Given data:
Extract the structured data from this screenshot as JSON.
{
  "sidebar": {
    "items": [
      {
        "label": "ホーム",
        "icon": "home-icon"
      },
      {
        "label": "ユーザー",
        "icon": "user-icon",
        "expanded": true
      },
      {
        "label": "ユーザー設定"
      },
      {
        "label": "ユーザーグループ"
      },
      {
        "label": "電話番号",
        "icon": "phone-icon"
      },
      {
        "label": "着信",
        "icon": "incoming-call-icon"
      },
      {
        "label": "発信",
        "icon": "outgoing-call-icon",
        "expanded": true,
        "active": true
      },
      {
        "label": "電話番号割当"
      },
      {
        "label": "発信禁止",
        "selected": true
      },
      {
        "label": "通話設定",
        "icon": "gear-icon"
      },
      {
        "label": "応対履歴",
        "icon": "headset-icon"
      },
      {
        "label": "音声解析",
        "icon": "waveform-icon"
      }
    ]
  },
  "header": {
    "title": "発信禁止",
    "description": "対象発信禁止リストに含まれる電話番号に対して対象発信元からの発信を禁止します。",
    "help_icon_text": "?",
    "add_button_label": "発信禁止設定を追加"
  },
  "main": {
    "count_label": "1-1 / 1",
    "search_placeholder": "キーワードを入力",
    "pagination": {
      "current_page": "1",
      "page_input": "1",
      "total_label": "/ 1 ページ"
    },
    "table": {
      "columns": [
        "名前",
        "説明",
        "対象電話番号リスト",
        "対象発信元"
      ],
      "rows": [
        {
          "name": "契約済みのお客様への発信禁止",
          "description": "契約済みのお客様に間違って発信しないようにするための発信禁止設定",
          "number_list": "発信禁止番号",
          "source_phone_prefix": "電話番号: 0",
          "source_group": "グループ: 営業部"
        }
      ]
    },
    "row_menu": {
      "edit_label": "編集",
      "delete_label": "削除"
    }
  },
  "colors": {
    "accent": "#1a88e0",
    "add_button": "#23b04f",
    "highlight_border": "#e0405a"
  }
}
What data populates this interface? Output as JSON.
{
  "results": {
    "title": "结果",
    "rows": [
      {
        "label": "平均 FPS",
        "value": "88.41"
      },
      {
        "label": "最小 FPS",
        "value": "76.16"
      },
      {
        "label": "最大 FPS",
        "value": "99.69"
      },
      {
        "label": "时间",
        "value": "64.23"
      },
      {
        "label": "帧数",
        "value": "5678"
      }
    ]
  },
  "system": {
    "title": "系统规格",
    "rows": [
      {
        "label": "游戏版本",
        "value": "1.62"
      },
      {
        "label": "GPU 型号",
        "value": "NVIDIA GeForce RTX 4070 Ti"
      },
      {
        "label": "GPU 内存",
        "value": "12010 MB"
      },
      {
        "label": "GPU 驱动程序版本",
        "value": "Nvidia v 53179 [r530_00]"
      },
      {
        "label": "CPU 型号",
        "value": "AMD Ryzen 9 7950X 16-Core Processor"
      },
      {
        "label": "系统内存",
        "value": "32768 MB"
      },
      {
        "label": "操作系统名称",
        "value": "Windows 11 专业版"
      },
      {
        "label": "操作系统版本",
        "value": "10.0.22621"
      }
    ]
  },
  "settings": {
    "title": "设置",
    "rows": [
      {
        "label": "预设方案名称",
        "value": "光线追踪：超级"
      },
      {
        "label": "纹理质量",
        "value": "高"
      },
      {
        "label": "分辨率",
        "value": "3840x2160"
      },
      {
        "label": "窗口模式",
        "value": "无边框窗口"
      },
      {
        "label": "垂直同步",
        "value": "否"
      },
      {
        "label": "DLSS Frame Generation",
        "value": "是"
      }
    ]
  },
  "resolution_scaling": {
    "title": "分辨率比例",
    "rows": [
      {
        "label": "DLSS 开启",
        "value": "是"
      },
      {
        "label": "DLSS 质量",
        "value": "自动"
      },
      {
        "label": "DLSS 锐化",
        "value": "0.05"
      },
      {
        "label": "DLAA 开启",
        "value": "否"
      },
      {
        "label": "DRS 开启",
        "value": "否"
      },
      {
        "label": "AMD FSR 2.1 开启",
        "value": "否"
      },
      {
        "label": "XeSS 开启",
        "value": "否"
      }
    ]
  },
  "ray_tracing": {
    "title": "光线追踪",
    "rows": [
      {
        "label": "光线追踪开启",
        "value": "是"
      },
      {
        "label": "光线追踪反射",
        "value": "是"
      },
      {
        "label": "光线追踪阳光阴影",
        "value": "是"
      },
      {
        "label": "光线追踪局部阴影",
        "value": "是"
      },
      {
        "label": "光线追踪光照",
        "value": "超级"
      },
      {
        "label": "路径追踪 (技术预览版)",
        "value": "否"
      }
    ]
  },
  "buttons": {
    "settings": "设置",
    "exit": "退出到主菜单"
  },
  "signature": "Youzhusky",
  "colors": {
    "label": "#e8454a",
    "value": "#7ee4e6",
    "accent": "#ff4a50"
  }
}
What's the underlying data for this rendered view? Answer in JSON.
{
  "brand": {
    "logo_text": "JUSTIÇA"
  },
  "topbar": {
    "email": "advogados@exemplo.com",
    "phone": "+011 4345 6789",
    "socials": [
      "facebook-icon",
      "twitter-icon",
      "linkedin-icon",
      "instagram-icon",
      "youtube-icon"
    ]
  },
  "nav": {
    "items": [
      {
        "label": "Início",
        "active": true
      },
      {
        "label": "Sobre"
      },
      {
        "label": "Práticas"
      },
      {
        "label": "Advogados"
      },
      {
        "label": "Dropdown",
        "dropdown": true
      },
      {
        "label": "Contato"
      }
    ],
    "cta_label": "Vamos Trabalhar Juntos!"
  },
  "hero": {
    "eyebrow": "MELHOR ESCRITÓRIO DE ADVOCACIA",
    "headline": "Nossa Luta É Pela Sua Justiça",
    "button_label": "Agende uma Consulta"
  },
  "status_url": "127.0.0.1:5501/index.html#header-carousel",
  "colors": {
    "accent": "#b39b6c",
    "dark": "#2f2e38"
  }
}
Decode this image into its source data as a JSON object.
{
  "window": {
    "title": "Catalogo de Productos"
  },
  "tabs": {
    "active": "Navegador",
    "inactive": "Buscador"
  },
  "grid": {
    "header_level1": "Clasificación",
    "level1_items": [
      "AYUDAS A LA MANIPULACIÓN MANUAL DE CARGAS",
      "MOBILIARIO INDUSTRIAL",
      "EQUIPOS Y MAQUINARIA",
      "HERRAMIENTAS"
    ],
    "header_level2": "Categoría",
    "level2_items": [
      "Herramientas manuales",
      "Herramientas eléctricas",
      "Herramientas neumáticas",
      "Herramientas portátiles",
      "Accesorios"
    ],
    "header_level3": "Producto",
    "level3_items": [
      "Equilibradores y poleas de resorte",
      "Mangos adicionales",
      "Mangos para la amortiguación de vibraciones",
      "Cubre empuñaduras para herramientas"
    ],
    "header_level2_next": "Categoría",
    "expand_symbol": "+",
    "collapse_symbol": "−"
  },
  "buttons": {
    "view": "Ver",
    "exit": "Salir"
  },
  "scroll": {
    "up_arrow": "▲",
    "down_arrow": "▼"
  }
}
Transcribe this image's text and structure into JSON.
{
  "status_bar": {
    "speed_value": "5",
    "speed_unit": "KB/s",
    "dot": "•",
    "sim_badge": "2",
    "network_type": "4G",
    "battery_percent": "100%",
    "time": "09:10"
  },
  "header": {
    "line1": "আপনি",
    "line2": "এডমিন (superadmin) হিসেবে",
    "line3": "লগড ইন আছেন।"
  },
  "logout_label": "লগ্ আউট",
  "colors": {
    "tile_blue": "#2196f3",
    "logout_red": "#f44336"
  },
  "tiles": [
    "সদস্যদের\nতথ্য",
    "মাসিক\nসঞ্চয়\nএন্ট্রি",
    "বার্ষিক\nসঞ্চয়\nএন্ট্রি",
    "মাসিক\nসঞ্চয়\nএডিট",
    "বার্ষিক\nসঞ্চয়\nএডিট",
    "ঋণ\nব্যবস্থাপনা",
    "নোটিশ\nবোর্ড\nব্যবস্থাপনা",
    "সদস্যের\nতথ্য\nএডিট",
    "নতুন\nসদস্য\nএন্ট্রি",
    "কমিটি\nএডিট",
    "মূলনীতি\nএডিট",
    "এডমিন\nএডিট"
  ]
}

What you will do:
Reproduce exactly the line that holds "Decode this image", then every line after it, ending with the final line of the records above.

Task response:
Decode this image into its source data as a JSON object.
{
  "window": {
    "title": "Catalogo de Productos"
  },
  "tabs": {
    "active": "Navegador",
    "inactive": "Buscador"
  },
  "grid": {
    "header_level1": "Clasificación",
    "level1_items": [
      "AYUDAS A LA MANIPULACIÓN MANUAL DE CARGAS",
      "MOBILIARIO INDUSTRIAL",
      "EQUIPOS Y MAQUINARIA",
      "HERRAMIENTAS"
    ],
    "header_level2": "Categoría",
    "level2_items": [
      "Herramientas manuales",
      "Herramientas eléctricas",
      "Herramientas neumáticas",
      "Herramientas portátiles",
      "Accesorios"
    ],
    "header_level3": "Producto",
    "level3_items": [
      "Equilibradores y poleas de resorte",
      "Mangos adicionales",
      "Mangos para la amortiguación de vibraciones",
      "Cubre empuñaduras para herramientas"
    ],
    "header_level2_next": "Categoría",
    "expand_symbol": "+",
    "collapse_symbol": "−"
  },
  "buttons": {
    "view": "Ver",
    "exit": "Salir"
  },
  "scroll": {
    "up_arrow": "▲",
    "down_arrow": "▼"
  }
}
Transcribe this image's text and structure into JSON.
{
  "status_bar": {
    "speed_value": "5",
    "speed_unit": "KB/s",
    "dot": "•",
    "sim_badge": "2",
    "network_type": "4G",
    "battery_percent": "100%",
    "time": "09:10"
  },
  "header": {
    "line1": "আপনি",
    "line2": "এডমিন (superadmin) হিসেবে",
    "line3": "লগড ইন আছেন।"
  },
  "logout_label": "লগ্ আউট",
  "colors": {
    "tile_blue": "#2196f3",
    "logout_red": "#f44336"
  },
  "tiles": [
    "সদস্যদের\nতথ্য",
    "মাসিক\nসঞ্চয়\nএন্ট্রি",
    "বার্ষিক\nসঞ্চয়\nএন্ট্রি",
    "মাসিক\nসঞ্চয়\nএডিট",
    "বার্ষিক\nসঞ্চয়\nএডিট",
    "ঋণ\nব্যবস্থাপনা",
    "নোটিশ\nবোর্ড\nব্যবস্থাপনা",
    "সদস্যের\nতথ্য\nএডিট",
    "নতুন\nসদস্য\nএন্ট্রি",
    "কমিটি\nএডিট",
    "মূলনীতি\nএডিট",
    "এডমিন\nএডিট"
  ]
}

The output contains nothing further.